[START]

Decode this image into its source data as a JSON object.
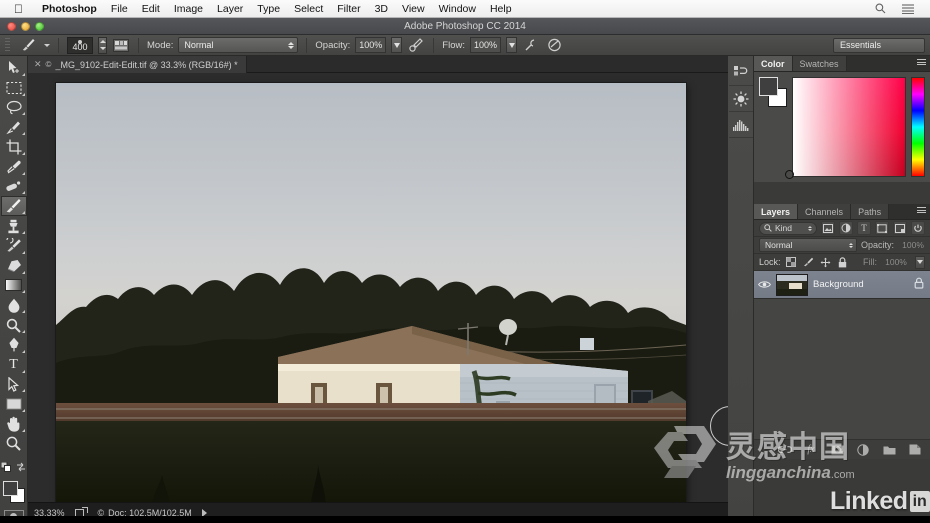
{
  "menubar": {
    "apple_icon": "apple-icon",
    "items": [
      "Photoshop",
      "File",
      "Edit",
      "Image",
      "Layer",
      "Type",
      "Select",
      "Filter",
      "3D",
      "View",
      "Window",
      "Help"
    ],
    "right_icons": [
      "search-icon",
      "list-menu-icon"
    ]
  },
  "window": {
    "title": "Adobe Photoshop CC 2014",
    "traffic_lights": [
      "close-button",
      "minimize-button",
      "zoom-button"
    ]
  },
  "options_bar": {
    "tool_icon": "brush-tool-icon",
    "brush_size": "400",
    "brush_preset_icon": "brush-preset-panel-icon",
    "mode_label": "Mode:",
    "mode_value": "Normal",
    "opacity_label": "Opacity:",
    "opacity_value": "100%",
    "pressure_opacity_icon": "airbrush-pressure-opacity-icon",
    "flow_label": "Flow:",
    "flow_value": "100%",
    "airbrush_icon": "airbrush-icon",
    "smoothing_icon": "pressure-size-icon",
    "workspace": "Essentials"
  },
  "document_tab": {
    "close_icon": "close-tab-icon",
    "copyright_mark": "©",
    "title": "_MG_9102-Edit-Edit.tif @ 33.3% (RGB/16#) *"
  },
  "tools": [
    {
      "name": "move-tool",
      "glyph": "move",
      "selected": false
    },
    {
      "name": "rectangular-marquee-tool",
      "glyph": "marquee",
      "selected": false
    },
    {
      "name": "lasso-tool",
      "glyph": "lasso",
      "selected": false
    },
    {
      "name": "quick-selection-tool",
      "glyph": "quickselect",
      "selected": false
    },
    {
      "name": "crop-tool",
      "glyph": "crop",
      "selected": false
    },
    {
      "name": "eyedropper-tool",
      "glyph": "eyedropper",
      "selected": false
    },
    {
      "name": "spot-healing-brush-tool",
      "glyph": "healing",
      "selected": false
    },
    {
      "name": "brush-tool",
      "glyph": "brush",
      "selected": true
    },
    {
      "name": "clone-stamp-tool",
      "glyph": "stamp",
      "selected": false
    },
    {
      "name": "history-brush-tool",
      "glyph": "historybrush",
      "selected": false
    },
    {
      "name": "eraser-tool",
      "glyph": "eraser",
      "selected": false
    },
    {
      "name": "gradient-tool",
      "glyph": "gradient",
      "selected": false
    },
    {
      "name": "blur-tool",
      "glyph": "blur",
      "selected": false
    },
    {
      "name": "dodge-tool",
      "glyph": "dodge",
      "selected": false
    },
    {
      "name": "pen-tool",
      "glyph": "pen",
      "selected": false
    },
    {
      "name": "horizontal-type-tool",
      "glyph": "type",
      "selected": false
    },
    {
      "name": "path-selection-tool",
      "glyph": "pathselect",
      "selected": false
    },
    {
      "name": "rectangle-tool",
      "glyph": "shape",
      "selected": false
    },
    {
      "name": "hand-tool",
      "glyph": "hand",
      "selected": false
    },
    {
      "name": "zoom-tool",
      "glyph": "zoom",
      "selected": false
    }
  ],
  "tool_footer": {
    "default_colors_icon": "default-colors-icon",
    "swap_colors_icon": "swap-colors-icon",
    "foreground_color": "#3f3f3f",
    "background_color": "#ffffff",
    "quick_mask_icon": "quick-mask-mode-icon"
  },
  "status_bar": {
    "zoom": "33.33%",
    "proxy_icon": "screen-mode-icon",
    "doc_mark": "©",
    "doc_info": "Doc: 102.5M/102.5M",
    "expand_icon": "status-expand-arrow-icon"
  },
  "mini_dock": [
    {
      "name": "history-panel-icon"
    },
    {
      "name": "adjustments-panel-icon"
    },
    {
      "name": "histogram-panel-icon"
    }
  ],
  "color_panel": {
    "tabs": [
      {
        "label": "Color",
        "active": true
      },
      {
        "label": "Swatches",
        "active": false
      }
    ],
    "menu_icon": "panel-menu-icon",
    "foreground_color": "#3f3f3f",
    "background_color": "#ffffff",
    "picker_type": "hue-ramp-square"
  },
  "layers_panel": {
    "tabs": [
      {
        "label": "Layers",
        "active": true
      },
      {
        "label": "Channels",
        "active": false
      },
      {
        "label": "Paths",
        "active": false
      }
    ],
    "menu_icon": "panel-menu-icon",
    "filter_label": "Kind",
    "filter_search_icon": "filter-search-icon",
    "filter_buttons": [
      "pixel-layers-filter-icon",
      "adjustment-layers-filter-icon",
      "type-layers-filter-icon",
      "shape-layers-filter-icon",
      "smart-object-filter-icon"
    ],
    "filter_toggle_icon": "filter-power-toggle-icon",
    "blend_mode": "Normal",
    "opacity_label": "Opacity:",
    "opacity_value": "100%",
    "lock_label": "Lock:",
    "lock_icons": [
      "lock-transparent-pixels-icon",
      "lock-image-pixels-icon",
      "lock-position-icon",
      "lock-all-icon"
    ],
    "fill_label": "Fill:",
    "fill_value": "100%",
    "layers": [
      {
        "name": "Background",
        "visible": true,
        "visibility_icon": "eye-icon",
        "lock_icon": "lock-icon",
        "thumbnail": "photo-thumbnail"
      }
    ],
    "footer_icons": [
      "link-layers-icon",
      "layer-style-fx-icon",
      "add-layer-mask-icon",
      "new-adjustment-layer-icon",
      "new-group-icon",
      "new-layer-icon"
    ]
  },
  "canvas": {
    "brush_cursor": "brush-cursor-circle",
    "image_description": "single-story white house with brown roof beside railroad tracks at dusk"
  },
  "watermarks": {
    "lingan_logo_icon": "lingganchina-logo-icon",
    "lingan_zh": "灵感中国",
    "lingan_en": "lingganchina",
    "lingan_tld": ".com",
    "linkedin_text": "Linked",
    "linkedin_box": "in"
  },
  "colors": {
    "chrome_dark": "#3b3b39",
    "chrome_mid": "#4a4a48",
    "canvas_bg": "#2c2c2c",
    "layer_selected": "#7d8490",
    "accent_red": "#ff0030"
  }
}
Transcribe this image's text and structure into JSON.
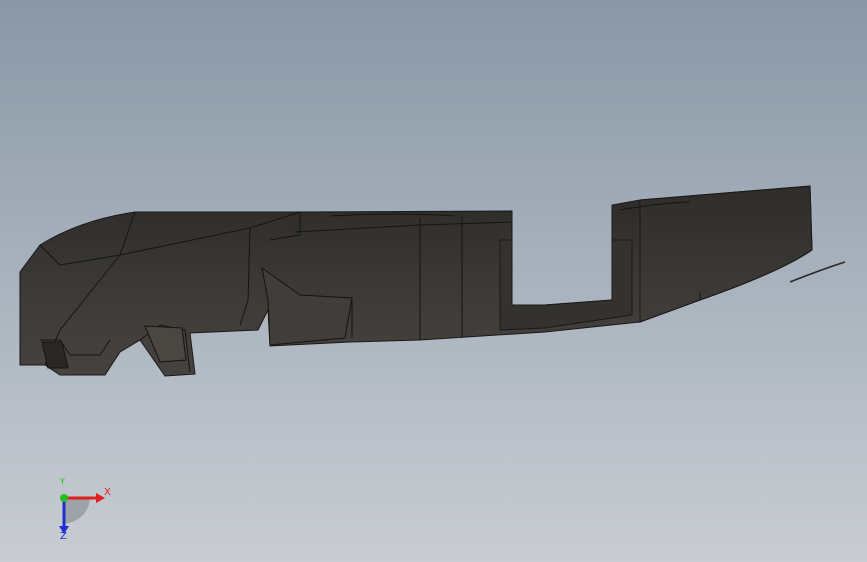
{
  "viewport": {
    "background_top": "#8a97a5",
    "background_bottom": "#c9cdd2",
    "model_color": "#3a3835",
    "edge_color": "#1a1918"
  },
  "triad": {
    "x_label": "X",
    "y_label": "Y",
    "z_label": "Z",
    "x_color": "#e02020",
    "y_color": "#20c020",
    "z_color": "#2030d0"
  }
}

[END]

◆ STATED PROBLEM ◆
Go through the entries above and print each one exactly, minus the pictures.

◆ RESPONSE TO THE TASK ◆
Decode this image into its source data as a JSON object.
{
  "menubar": {
    "apple_icon": "apple-icon",
    "items": [
      "Photoshop",
      "File",
      "Edit",
      "Image",
      "Layer",
      "Type",
      "Select",
      "Filter",
      "3D",
      "View",
      "Window",
      "Help"
    ],
    "right_icons": [
      "search-icon",
      "list-menu-icon"
    ]
  },
  "window": {
    "title": "Adobe Photoshop CC 2014",
    "traffic_lights": [
      "close-button",
      "minimize-button",
      "zoom-button"
    ]
  },
  "options_bar": {
    "tool_icon": "brush-tool-icon",
    "brush_size": "400",
    "brush_preset_icon": "brush-preset-panel-icon",
    "mode_label": "Mode:",
    "mode_value": "Normal",
    "opacity_label": "Opacity:",
    "opacity_value": "100%",
    "pressure_opacity_icon": "airbrush-pressure-opacity-icon",
    "flow_label": "Flow:",
    "flow_value": "100%",
    "airbrush_icon": "airbrush-icon",
    "smoothing_icon": "pressure-size-icon",
    "workspace": "Essentials"
  },
  "document_tab": {
    "close_icon": "close-tab-icon",
    "copyright_mark": "©",
    "title": "_MG_9102-Edit-Edit.tif @ 33.3% (RGB/16#) *"
  },
  "tools": [
    {
      "name": "move-tool",
      "glyph": "move",
      "selected": false
    },
    {
      "name": "rectangular-marquee-tool",
      "glyph": "marquee",
      "selected": false
    },
    {
      "name": "lasso-tool",
      "glyph": "lasso",
      "selected": false
    },
    {
      "name": "quick-selection-tool",
      "glyph": "quickselect",
      "selected": false
    },
    {
      "name": "crop-tool",
      "glyph": "crop",
      "selected": false
    },
    {
      "name": "eyedropper-tool",
      "glyph": "eyedropper",
      "selected": false
    },
    {
      "name": "spot-healing-brush-tool",
      "glyph": "healing",
      "selected": false
    },
    {
      "name": "brush-tool",
      "glyph": "brush",
      "selected": true
    },
    {
      "name": "clone-stamp-tool",
      "glyph": "stamp",
      "selected": false
    },
    {
      "name": "history-brush-tool",
      "glyph": "historybrush",
      "selected": false
    },
    {
      "name": "eraser-tool",
      "glyph": "eraser",
      "selected": false
    },
    {
      "name": "gradient-tool",
      "glyph": "gradient",
      "selected": false
    },
    {
      "name": "blur-tool",
      "glyph": "blur",
      "selected": false
    },
    {
      "name": "dodge-tool",
      "glyph": "dodge",
      "selected": false
    },
    {
      "name": "pen-tool",
      "glyph": "pen",
      "selected": false
    },
    {
      "name": "horizontal-type-tool",
      "glyph": "type",
      "selected": false
    },
    {
      "name": "path-selection-tool",
      "glyph": "pathselect",
      "selected": false
    },
    {
      "name": "rectangle-tool",
      "glyph": "shape",
      "selected": false
    },
    {
      "name": "hand-tool",
      "glyph": "hand",
      "selected": false
    },
    {
      "name": "zoom-tool",
      "glyph": "zoom",
      "selected": false
    }
  ],
  "tool_footer": {
    "default_colors_icon": "default-colors-icon",
    "swap_colors_icon": "swap-colors-icon",
    "foreground_color": "#3f3f3f",
    "background_color": "#ffffff",
    "quick_mask_icon": "quick-mask-mode-icon"
  },
  "status_bar": {
    "zoom": "33.33%",
    "proxy_icon": "screen-mode-icon",
    "doc_mark": "©",
    "doc_info": "Doc: 102.5M/102.5M",
    "expand_icon": "status-expand-arrow-icon"
  },
  "mini_dock": [
    {
      "name": "history-panel-icon"
    },
    {
      "name": "adjustments-panel-icon"
    },
    {
      "name": "histogram-panel-icon"
    }
  ],
  "color_panel": {
    "tabs": [
      {
        "label": "Color",
        "active": true
      },
      {
        "label": "Swatches",
        "active": false
      }
    ],
    "menu_icon": "panel-menu-icon",
    "foreground_color": "#3f3f3f",
    "background_color": "#ffffff",
    "picker_type": "hue-ramp-square"
  },
  "layers_panel": {
    "tabs": [
      {
        "label": "Layers",
        "active": true
      },
      {
        "label": "Channels",
        "active": false
      },
      {
        "label": "Paths",
        "active": false
      }
    ],
    "menu_icon": "panel-menu-icon",
    "filter_label": "Kind",
    "filter_search_icon": "filter-search-icon",
    "filter_buttons": [
      "pixel-layers-filter-icon",
      "adjustment-layers-filter-icon",
      "type-layers-filter-icon",
      "shape-layers-filter-icon",
      "smart-object-filter-icon"
    ],
    "filter_toggle_icon": "filter-power-toggle-icon",
    "blend_mode": "Normal",
    "opacity_label": "Opacity:",
    "opacity_value": "100%",
    "lock_label": "Lock:",
    "lock_icons": [
      "lock-transparent-pixels-icon",
      "lock-image-pixels-icon",
      "lock-position-icon",
      "lock-all-icon"
    ],
    "fill_label": "Fill:",
    "fill_value": "100%",
    "layers": [
      {
        "name": "Background",
        "visible": true,
        "visibility_icon": "eye-icon",
        "lock_icon": "lock-icon",
        "thumbnail": "photo-thumbnail"
      }
    ],
    "footer_icons": [
      "link-layers-icon",
      "layer-style-fx-icon",
      "add-layer-mask-icon",
      "new-adjustment-layer-icon",
      "new-group-icon",
      "new-layer-icon"
    ]
  },
  "canvas": {
    "brush_cursor": "brush-cursor-circle",
    "image_description": "single-story white house with brown roof beside railroad tracks at dusk"
  },
  "watermarks": {
    "lingan_logo_icon": "lingganchina-logo-icon",
    "lingan_zh": "灵感中国",
    "lingan_en": "lingganchina",
    "lingan_tld": ".com",
    "linkedin_text": "Linked",
    "linkedin_box": "in"
  },
  "colors": {
    "chrome_dark": "#3b3b39",
    "chrome_mid": "#4a4a48",
    "canvas_bg": "#2c2c2c",
    "layer_selected": "#7d8490",
    "accent_red": "#ff0030"
  }
}
Transcribe this image's text and structure into JSON.
{
  "viewport": {
    "background_top": "#8a97a5",
    "background_bottom": "#c9cdd2",
    "model_color": "#3a3835",
    "edge_color": "#1a1918"
  },
  "triad": {
    "x_label": "X",
    "y_label": "Y",
    "z_label": "Z",
    "x_color": "#e02020",
    "y_color": "#20c020",
    "z_color": "#2030d0"
  }
}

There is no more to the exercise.